══ Records
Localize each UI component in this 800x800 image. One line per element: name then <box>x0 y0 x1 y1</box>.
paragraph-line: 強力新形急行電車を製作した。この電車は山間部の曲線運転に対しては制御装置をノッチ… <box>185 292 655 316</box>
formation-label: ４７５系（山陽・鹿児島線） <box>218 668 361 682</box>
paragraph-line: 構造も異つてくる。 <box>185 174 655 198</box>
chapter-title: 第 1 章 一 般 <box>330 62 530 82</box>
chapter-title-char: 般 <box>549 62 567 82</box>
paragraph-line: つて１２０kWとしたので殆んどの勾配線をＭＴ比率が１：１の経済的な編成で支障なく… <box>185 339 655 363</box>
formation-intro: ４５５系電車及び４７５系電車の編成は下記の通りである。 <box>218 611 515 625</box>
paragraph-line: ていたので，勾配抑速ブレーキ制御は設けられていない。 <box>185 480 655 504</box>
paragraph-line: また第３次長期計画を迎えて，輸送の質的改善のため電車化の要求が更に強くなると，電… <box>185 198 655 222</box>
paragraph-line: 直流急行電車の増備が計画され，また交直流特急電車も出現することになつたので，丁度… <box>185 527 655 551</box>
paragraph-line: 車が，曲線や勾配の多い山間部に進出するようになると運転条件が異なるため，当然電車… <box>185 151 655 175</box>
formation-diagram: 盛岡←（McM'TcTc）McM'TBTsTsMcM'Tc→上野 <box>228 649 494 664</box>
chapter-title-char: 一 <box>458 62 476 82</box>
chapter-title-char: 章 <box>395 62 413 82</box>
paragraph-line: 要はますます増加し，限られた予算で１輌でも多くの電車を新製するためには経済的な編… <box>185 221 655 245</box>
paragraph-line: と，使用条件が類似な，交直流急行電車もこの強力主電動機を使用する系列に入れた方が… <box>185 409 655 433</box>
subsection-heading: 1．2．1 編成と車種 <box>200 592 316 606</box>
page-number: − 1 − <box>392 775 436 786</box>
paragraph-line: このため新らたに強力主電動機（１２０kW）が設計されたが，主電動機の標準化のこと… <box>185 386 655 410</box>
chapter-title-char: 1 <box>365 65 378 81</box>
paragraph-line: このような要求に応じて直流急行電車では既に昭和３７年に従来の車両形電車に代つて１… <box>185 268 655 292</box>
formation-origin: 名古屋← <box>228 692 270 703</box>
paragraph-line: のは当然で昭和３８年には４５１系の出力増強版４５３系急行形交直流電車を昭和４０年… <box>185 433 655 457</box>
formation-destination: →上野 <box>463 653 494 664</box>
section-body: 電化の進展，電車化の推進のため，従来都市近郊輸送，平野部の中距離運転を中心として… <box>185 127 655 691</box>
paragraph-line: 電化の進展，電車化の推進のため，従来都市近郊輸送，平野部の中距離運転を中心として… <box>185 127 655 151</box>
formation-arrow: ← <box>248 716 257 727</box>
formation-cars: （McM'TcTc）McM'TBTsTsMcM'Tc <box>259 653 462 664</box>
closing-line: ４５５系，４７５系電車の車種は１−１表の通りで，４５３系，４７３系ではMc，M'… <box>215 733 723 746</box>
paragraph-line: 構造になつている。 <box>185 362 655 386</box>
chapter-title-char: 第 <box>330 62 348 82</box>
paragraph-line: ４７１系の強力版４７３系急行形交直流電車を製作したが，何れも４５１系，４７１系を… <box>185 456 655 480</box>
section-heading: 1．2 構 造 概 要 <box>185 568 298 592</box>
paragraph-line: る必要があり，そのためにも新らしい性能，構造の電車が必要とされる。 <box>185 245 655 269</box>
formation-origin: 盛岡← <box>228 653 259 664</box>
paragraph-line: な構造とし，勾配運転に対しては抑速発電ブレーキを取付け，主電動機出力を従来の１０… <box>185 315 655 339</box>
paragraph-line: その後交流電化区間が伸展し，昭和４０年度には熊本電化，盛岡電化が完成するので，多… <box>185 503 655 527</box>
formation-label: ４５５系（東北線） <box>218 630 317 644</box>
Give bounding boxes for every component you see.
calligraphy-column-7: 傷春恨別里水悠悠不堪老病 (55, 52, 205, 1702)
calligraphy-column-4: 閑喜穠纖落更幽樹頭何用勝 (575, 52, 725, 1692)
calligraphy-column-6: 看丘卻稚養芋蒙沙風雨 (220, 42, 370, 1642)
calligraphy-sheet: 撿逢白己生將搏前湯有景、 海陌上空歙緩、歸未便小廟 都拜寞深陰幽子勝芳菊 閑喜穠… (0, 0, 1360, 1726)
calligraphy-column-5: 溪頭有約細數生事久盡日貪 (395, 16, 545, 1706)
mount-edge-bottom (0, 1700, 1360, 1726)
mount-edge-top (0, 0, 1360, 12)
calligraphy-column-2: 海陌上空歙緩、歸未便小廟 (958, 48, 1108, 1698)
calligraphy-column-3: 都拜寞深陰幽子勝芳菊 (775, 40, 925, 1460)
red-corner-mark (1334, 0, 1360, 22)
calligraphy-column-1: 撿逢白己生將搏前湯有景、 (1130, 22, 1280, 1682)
════
Task: Reproduce every line of the material above verbatim, keeping the original order, characters, and punctuation unchanged.

Solution to this exercise:
Localize each UI component in this 800x800 image. One line per element: name then <box>x0 y0 x1 y1</box>.
paragraph-line: 強力新形急行電車を製作した。この電車は山間部の曲線運転に対しては制御装置をノッチ… <box>185 292 655 316</box>
formation-label: ４７５系（山陽・鹿児島線） <box>218 668 361 682</box>
paragraph-line: 構造も異つてくる。 <box>185 174 655 198</box>
chapter-title: 第 1 章 一 般 <box>330 62 530 82</box>
chapter-title-char: 般 <box>549 62 567 82</box>
paragraph-line: つて１２０kWとしたので殆んどの勾配線をＭＴ比率が１：１の経済的な編成で支障なく… <box>185 339 655 363</box>
formation-intro: ４５５系電車及び４７５系電車の編成は下記の通りである。 <box>218 611 515 625</box>
paragraph-line: ていたので，勾配抑速ブレーキ制御は設けられていない。 <box>185 480 655 504</box>
paragraph-line: また第３次長期計画を迎えて，輸送の質的改善のため電車化の要求が更に強くなると，電… <box>185 198 655 222</box>
paragraph-line: 直流急行電車の増備が計画され，また交直流特急電車も出現することになつたので，丁度… <box>185 527 655 551</box>
paragraph-line: 車が，曲線や勾配の多い山間部に進出するようになると運転条件が異なるため，当然電車… <box>185 151 655 175</box>
formation-diagram: 盛岡←（McM'TcTc）McM'TBTsTsMcM'Tc→上野 <box>228 649 494 664</box>
chapter-title-char: 一 <box>458 62 476 82</box>
chapter-title-char: 章 <box>395 62 413 82</box>
paragraph-line: 要はますます増加し，限られた予算で１輌でも多くの電車を新製するためには経済的な編… <box>185 221 655 245</box>
paragraph-line: と，使用条件が類似な，交直流急行電車もこの強力主電動機を使用する系列に入れた方が… <box>185 409 655 433</box>
subsection-heading: 1．2．1 編成と車種 <box>200 592 316 606</box>
page-number: − 1 − <box>392 775 436 786</box>
paragraph-line: このため新らたに強力主電動機（１２０kW）が設計されたが，主電動機の標準化のこと… <box>185 386 655 410</box>
chapter-title-char: 1 <box>365 65 378 81</box>
paragraph-line: このような要求に応じて直流急行電車では既に昭和３７年に従来の車両形電車に代つて１… <box>185 268 655 292</box>
formation-origin: 名古屋← <box>228 692 270 703</box>
paragraph-line: のは当然で昭和３８年には４５１系の出力増強版４５３系急行形交直流電車を昭和４０年… <box>185 433 655 457</box>
formation-destination: →上野 <box>463 653 494 664</box>
section-body: 電化の進展，電車化の推進のため，従来都市近郊輸送，平野部の中距離運転を中心として… <box>185 127 655 691</box>
paragraph-line: 電化の進展，電車化の推進のため，従来都市近郊輸送，平野部の中距離運転を中心として… <box>185 127 655 151</box>
formation-arrow: ← <box>248 716 257 727</box>
formation-cars: （McM'TcTc）McM'TBTsTsMcM'Tc <box>259 653 462 664</box>
closing-line: ４５５系，４７５系電車の車種は１−１表の通りで，４５３系，４７３系ではMc，M'… <box>215 733 723 746</box>
paragraph-line: 構造になつている。 <box>185 362 655 386</box>
chapter-title-char: 第 <box>330 62 348 82</box>
paragraph-line: ４７１系の強力版４７３系急行形交直流電車を製作したが，何れも４５１系，４７１系を… <box>185 456 655 480</box>
section-heading: 1．2 構 造 概 要 <box>185 568 298 592</box>
paragraph-line: る必要があり，そのためにも新らしい性能，構造の電車が必要とされる。 <box>185 245 655 269</box>
formation-origin: 盛岡← <box>228 653 259 664</box>
paragraph-line: な構造とし，勾配運転に対しては抑速発電ブレーキを取付け，主電動機出力を従来の１０… <box>185 315 655 339</box>
paragraph-line: その後交流電化区間が伸展し，昭和４０年度には熊本電化，盛岡電化が完成するので，多… <box>185 503 655 527</box>
formation-label: ４５５系（東北線） <box>218 630 317 644</box>
Give bounding boxes for every component you see.
calligraphy-column-7: 傷春恨別里水悠悠不堪老病 (55, 52, 205, 1702)
calligraphy-column-4: 閑喜穠纖落更幽樹頭何用勝 (575, 52, 725, 1692)
calligraphy-column-6: 看丘卻稚養芋蒙沙風雨 (220, 42, 370, 1642)
calligraphy-sheet: 撿逢白己生將搏前湯有景、 海陌上空歙緩、歸未便小廟 都拜寞深陰幽子勝芳菊 閑喜穠… (0, 0, 1360, 1726)
calligraphy-column-5: 溪頭有約細數生事久盡日貪 (395, 16, 545, 1706)
mount-edge-bottom (0, 1700, 1360, 1726)
mount-edge-top (0, 0, 1360, 12)
calligraphy-column-2: 海陌上空歙緩、歸未便小廟 (958, 48, 1108, 1698)
calligraphy-column-3: 都拜寞深陰幽子勝芳菊 (775, 40, 925, 1460)
red-corner-mark (1334, 0, 1360, 22)
calligraphy-column-1: 撿逢白己生將搏前湯有景、 (1130, 22, 1280, 1682)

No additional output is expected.